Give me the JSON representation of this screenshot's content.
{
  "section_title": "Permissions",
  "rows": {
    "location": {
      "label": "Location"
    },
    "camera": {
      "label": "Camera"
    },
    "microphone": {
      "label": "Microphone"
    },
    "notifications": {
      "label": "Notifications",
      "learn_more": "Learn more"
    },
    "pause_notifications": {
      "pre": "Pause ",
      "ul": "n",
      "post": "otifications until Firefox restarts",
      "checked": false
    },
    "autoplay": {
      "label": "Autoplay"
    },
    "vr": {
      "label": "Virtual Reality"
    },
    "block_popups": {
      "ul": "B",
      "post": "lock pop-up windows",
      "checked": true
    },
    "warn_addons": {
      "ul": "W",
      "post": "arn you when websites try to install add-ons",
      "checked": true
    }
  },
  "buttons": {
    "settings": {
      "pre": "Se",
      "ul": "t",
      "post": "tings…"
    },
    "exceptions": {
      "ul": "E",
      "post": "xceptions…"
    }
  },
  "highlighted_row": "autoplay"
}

******

Retype every record above exactly as written.

* [FINISHED EXERCISE]
Give me the JSON representation of this screenshot's content.
{
  "section_title": "Permissions",
  "rows": {
    "location": {
      "label": "Location"
    },
    "camera": {
      "label": "Camera"
    },
    "microphone": {
      "label": "Microphone"
    },
    "notifications": {
      "label": "Notifications",
      "learn_more": "Learn more"
    },
    "pause_notifications": {
      "pre": "Pause ",
      "ul": "n",
      "post": "otifications until Firefox restarts",
      "checked": false
    },
    "autoplay": {
      "label": "Autoplay"
    },
    "vr": {
      "label": "Virtual Reality"
    },
    "block_popups": {
      "ul": "B",
      "post": "lock pop-up windows",
      "checked": true
    },
    "warn_addons": {
      "ul": "W",
      "post": "arn you when websites try to install add-ons",
      "checked": true
    }
  },
  "buttons": {
    "settings": {
      "pre": "Se",
      "ul": "t",
      "post": "tings…"
    },
    "exceptions": {
      "ul": "E",
      "post": "xceptions…"
    }
  },
  "highlighted_row": "autoplay"
}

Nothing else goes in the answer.